• **Set exercise**:
Determine how many lines carry the word "color". Output that number only.

• **Task material**:
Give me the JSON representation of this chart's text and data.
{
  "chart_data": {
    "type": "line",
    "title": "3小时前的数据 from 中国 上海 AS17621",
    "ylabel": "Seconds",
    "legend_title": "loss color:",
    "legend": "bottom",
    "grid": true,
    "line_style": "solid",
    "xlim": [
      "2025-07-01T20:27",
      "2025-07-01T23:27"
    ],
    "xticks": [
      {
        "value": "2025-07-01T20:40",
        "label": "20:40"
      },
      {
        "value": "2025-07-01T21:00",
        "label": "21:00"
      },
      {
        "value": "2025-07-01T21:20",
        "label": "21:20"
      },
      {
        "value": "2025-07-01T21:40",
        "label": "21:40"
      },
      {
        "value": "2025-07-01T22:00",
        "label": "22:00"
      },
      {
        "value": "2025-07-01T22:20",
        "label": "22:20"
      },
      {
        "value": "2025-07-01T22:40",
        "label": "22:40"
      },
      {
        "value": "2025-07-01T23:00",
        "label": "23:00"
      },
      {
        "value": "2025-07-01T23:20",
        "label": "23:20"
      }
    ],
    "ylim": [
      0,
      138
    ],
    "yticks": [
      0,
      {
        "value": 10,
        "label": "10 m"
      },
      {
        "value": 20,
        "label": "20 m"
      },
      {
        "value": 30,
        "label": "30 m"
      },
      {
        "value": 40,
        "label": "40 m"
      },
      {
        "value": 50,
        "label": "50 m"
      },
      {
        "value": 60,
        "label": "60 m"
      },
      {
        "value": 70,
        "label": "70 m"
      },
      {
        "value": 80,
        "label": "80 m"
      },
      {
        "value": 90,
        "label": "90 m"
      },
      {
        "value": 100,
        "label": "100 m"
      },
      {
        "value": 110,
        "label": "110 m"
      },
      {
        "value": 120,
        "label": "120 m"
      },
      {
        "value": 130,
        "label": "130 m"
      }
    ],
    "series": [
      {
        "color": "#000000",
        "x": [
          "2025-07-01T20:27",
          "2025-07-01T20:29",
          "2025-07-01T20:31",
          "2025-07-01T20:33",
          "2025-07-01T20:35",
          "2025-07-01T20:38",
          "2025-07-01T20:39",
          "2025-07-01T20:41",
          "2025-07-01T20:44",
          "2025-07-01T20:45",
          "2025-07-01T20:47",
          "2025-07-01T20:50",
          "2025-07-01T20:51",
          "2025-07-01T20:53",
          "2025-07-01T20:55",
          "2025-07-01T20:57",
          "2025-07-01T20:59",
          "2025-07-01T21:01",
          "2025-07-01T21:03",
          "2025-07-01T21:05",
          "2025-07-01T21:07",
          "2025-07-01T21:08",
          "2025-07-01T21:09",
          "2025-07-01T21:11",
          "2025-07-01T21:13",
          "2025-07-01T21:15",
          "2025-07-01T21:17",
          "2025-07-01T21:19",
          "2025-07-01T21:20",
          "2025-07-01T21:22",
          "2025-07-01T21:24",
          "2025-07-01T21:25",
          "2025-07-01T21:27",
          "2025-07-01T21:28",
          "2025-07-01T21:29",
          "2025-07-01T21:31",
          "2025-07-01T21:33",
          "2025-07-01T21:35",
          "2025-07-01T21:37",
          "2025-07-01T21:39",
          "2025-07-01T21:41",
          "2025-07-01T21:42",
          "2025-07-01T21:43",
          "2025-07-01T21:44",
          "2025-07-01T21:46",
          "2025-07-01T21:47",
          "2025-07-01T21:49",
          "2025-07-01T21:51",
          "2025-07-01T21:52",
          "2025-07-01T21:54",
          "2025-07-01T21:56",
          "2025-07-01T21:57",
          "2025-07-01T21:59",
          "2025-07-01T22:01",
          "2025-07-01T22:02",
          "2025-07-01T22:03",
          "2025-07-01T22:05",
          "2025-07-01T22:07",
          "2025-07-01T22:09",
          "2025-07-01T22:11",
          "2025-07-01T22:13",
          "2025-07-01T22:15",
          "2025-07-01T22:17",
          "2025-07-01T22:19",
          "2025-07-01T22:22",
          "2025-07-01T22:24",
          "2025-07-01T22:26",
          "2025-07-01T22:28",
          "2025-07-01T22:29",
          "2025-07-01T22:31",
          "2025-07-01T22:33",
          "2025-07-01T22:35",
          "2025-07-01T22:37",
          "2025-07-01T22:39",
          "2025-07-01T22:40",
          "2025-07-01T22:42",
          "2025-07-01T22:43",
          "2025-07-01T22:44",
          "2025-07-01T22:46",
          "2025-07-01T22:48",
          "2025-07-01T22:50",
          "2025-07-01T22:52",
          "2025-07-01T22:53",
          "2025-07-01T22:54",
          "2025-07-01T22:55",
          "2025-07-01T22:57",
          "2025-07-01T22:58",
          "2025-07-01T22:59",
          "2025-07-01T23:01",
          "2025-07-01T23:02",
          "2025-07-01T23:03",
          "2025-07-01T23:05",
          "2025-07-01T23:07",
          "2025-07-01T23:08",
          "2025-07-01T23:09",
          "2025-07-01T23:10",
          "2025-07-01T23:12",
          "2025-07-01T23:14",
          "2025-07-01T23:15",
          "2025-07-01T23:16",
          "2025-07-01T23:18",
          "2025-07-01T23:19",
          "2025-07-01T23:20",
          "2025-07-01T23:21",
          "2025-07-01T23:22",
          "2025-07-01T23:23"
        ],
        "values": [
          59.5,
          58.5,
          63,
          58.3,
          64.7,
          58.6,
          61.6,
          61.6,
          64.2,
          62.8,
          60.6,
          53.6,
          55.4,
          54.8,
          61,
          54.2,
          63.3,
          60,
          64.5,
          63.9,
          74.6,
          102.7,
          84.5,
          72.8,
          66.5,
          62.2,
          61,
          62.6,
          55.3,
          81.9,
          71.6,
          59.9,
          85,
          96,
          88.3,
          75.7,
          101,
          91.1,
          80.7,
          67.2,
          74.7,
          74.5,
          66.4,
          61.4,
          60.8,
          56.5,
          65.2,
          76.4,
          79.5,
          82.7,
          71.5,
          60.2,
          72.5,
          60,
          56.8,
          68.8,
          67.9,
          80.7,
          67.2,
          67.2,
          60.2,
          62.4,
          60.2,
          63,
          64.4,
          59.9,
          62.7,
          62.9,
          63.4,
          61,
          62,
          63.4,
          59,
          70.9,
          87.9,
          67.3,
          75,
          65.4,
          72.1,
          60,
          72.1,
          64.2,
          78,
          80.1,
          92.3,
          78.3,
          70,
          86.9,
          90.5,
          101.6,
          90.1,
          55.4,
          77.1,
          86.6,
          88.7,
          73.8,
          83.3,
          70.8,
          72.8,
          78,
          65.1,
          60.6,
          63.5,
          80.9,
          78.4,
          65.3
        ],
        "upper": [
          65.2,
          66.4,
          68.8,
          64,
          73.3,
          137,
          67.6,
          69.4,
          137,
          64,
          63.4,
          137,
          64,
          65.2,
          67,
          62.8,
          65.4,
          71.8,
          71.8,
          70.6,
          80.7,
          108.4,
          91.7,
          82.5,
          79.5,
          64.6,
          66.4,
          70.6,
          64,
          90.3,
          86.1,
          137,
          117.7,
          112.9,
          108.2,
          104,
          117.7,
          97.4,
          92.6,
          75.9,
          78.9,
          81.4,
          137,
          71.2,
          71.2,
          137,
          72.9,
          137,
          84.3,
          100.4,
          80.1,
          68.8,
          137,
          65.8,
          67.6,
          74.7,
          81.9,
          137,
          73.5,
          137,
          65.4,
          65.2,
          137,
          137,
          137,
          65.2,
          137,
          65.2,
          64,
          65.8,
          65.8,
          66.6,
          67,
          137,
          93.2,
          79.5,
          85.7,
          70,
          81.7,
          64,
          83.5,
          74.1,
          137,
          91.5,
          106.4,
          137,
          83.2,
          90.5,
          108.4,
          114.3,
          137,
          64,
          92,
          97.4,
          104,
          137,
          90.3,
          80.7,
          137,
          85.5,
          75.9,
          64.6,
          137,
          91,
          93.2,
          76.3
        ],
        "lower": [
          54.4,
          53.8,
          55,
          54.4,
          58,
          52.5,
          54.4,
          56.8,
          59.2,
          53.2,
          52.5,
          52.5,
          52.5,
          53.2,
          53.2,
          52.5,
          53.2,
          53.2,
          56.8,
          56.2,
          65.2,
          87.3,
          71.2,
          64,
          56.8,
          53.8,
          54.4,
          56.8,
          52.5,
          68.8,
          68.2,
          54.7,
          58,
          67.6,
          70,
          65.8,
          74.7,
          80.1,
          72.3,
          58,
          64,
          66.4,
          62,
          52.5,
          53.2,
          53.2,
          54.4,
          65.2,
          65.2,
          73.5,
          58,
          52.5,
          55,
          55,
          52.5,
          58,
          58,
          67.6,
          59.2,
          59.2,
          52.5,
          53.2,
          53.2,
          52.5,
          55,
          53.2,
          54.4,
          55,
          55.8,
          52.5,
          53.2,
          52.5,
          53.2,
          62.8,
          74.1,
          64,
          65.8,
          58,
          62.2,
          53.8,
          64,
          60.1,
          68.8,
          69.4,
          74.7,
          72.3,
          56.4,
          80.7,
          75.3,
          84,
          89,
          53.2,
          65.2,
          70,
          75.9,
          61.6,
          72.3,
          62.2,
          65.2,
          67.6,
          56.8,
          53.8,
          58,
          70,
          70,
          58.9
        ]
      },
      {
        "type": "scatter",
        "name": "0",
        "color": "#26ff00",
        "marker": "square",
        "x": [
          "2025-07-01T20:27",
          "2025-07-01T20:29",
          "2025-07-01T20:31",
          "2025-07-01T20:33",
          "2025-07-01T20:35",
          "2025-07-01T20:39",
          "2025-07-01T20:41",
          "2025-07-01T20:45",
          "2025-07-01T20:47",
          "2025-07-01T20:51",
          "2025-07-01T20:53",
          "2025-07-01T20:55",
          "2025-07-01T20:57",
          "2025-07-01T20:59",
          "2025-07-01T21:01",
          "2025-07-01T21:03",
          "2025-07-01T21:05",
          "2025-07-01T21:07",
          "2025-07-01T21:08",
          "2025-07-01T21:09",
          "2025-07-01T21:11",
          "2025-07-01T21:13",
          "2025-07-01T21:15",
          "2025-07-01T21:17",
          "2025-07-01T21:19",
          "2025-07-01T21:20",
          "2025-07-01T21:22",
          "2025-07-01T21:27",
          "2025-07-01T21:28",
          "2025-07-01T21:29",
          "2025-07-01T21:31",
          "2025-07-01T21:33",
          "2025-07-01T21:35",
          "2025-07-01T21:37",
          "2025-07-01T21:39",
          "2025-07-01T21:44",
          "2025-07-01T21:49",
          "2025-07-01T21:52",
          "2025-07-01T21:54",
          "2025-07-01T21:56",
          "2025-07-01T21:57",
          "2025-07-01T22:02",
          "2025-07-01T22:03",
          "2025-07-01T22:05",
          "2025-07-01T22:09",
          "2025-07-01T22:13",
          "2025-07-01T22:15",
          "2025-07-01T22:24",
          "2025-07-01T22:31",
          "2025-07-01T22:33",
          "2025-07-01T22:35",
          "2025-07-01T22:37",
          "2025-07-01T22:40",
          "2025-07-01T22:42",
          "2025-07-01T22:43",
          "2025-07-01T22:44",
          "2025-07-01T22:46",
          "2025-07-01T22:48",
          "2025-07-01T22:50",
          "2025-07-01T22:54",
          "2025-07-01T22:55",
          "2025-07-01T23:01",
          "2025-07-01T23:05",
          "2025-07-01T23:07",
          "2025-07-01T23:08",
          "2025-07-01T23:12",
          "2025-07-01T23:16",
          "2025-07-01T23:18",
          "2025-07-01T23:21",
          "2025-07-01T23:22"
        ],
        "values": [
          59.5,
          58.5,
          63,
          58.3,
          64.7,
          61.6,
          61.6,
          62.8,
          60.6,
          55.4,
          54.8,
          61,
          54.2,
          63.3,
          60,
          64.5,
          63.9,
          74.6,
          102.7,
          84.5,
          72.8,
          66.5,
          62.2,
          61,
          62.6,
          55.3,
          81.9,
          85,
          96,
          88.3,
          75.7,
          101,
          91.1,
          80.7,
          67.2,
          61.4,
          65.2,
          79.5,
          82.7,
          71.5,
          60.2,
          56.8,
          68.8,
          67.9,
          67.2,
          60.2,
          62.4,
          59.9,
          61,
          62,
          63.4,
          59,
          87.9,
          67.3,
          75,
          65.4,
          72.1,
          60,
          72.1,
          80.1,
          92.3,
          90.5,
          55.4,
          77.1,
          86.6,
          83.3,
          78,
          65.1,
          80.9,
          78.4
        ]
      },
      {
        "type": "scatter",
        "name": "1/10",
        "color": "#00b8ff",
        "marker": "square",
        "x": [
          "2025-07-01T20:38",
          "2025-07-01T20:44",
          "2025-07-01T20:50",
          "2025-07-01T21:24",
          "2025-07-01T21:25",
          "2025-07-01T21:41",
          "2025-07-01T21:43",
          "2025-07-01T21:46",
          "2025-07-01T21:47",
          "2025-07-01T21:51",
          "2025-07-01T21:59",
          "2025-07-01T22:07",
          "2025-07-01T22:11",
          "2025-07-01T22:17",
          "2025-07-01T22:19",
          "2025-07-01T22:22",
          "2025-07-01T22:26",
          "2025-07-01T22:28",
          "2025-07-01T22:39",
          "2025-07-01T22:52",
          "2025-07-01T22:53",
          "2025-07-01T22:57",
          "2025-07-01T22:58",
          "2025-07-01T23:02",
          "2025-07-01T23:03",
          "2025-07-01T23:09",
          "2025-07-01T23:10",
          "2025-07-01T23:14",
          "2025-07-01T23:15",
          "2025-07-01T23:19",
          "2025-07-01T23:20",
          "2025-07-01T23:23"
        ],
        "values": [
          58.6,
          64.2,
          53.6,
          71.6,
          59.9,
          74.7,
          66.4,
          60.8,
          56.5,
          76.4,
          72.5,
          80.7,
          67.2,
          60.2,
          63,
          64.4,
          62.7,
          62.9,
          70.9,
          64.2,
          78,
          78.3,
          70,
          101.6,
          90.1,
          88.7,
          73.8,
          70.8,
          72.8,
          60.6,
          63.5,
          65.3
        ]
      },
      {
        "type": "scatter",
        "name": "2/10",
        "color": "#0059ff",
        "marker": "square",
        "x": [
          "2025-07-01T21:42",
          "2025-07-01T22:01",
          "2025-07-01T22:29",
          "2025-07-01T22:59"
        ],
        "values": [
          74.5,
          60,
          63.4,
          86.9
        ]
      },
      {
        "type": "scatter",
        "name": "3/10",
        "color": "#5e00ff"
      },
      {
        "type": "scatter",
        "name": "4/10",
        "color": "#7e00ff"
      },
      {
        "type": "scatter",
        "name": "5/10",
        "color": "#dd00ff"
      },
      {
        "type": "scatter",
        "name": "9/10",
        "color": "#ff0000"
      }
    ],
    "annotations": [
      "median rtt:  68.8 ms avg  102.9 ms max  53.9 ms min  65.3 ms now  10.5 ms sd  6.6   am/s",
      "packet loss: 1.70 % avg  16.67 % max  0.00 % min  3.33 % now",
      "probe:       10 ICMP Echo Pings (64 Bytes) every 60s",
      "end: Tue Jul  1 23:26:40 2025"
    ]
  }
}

• **The solution**:
9